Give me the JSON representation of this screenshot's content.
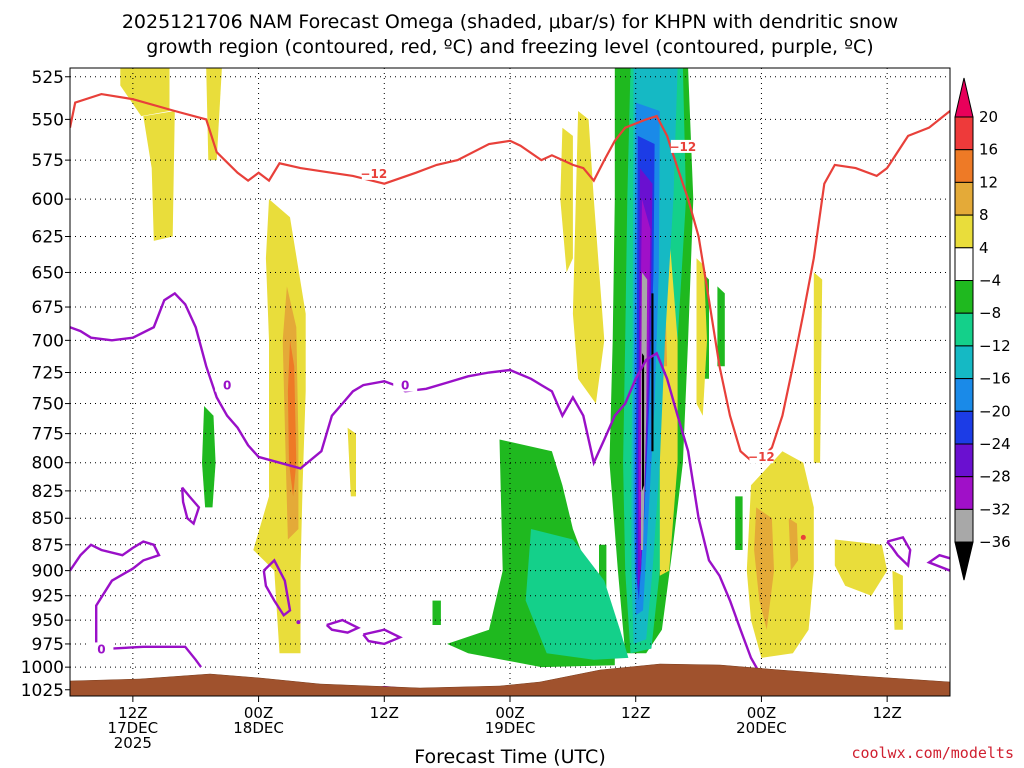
{
  "chart_data": {
    "type": "time-height contour",
    "title_line1": "2025121706 NAM Forecast Omega (shaded, μbar/s) for KHPN with dendritic snow",
    "title_line2": "growth region (contoured, red, ºC) and freezing level (contoured, purple, ºC)",
    "xlabel": "Forecast Time (UTC)",
    "credit": "coolwx.com/modelts",
    "y_levels": [
      "525",
      "550",
      "575",
      "600",
      "625",
      "650",
      "675",
      "700",
      "725",
      "750",
      "775",
      "800",
      "825",
      "850",
      "875",
      "900",
      "925",
      "950",
      "975",
      "1000",
      "1025"
    ],
    "x_ticks": [
      {
        "hour": 6,
        "lines": [
          "12Z",
          "17DEC",
          "2025"
        ]
      },
      {
        "hour": 18,
        "lines": [
          "00Z",
          "18DEC"
        ]
      },
      {
        "hour": 30,
        "lines": [
          "12Z"
        ]
      },
      {
        "hour": 42,
        "lines": [
          "00Z",
          "19DEC"
        ]
      },
      {
        "hour": 54,
        "lines": [
          "12Z"
        ]
      },
      {
        "hour": 66,
        "lines": [
          "00Z",
          "20DEC"
        ]
      },
      {
        "hour": 78,
        "lines": [
          "12Z"
        ]
      }
    ],
    "x_range_hours": [
      0,
      84
    ],
    "colorbar": {
      "labels": [
        "20",
        "16",
        "12",
        "8",
        "4",
        "−4",
        "−8",
        "−12",
        "−16",
        "−20",
        "−24",
        "−28",
        "−32",
        "−36"
      ],
      "colors": [
        "#e8005a",
        "#ee3a3a",
        "#ee7a26",
        "#e4aa38",
        "#e9dd3b",
        "#ffffff",
        "#1fb91f",
        "#14d08a",
        "#15b9c4",
        "#1a8ae8",
        "#1c3ce6",
        "#6a10d0",
        "#a010c8",
        "#a8a8a8",
        "#000000"
      ]
    },
    "contour_labels": {
      "dgz": "−12",
      "freezing": "0"
    },
    "series": [
      {
        "name": "Dendritic growth zone −12 ºC (red)",
        "points": [
          [
            0,
            555
          ],
          [
            0.5,
            540
          ],
          [
            3,
            535
          ],
          [
            6,
            538
          ],
          [
            10,
            545
          ],
          [
            13,
            550
          ],
          [
            14,
            570
          ],
          [
            16,
            583
          ],
          [
            17,
            588
          ],
          [
            18,
            583
          ],
          [
            19,
            588
          ],
          [
            20,
            577
          ],
          [
            22,
            580
          ],
          [
            25,
            583
          ],
          [
            27,
            585
          ],
          [
            30,
            590
          ],
          [
            33,
            583
          ],
          [
            35,
            578
          ],
          [
            37,
            575
          ],
          [
            40,
            565
          ],
          [
            42,
            563
          ],
          [
            43,
            566
          ],
          [
            45,
            575
          ],
          [
            46,
            572
          ],
          [
            48,
            578
          ],
          [
            49,
            580
          ],
          [
            50,
            588
          ],
          [
            51,
            575
          ],
          [
            52,
            563
          ],
          [
            53,
            555
          ],
          [
            55,
            550
          ],
          [
            56,
            548
          ],
          [
            57,
            560
          ],
          [
            58,
            580
          ],
          [
            59,
            600
          ],
          [
            60,
            625
          ],
          [
            61,
            670
          ],
          [
            62,
            720
          ],
          [
            63,
            760
          ],
          [
            64,
            790
          ],
          [
            65,
            798
          ],
          [
            66,
            796
          ],
          [
            67,
            787
          ],
          [
            68,
            760
          ],
          [
            69,
            720
          ],
          [
            70,
            680
          ],
          [
            71,
            640
          ],
          [
            72,
            590
          ],
          [
            73,
            578
          ],
          [
            75,
            580
          ],
          [
            77,
            585
          ],
          [
            78,
            580
          ],
          [
            80,
            560
          ],
          [
            82,
            555
          ],
          [
            84,
            545
          ]
        ]
      },
      {
        "name": "Freezing level 0 ºC (purple)",
        "points": [
          [
            0,
            690
          ],
          [
            1,
            693
          ],
          [
            2,
            698
          ],
          [
            4,
            700
          ],
          [
            6,
            698
          ],
          [
            8,
            690
          ],
          [
            9,
            670
          ],
          [
            10,
            665
          ],
          [
            11,
            673
          ],
          [
            12,
            690
          ],
          [
            13,
            720
          ],
          [
            14,
            745
          ],
          [
            15,
            760
          ],
          [
            16,
            770
          ],
          [
            17,
            785
          ],
          [
            18,
            795
          ],
          [
            20,
            800
          ],
          [
            22,
            805
          ],
          [
            24,
            790
          ],
          [
            25,
            760
          ],
          [
            26,
            750
          ],
          [
            27,
            740
          ],
          [
            28,
            735
          ],
          [
            30,
            732
          ],
          [
            31,
            735
          ],
          [
            32,
            740
          ],
          [
            34,
            738
          ],
          [
            36,
            733
          ],
          [
            38,
            728
          ],
          [
            40,
            725
          ],
          [
            42,
            723
          ],
          [
            44,
            730
          ],
          [
            45,
            735
          ],
          [
            46,
            740
          ],
          [
            47,
            760
          ],
          [
            48,
            745
          ],
          [
            49,
            760
          ],
          [
            50,
            800
          ],
          [
            51,
            780
          ],
          [
            52,
            760
          ],
          [
            53,
            750
          ],
          [
            54,
            730
          ],
          [
            55,
            715
          ],
          [
            56,
            710
          ],
          [
            57,
            730
          ],
          [
            58,
            760
          ],
          [
            59,
            790
          ],
          [
            60,
            850
          ],
          [
            61,
            890
          ],
          [
            62,
            905
          ],
          [
            63,
            930
          ],
          [
            64,
            960
          ],
          [
            65,
            990
          ],
          [
            66,
            1010
          ]
        ]
      }
    ],
    "legend": "colorbar at right"
  }
}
- - -
*STATED EXERCISE:*
Show the lines from the data above that contain the string "Forecast".

*EXPECTED ANSWER:*
    "title_line1": "2025121706 NAM Forecast Omega (shaded, μbar/s) for KHPN with dendritic snow",
    "xlabel": "Forecast Time (UTC)",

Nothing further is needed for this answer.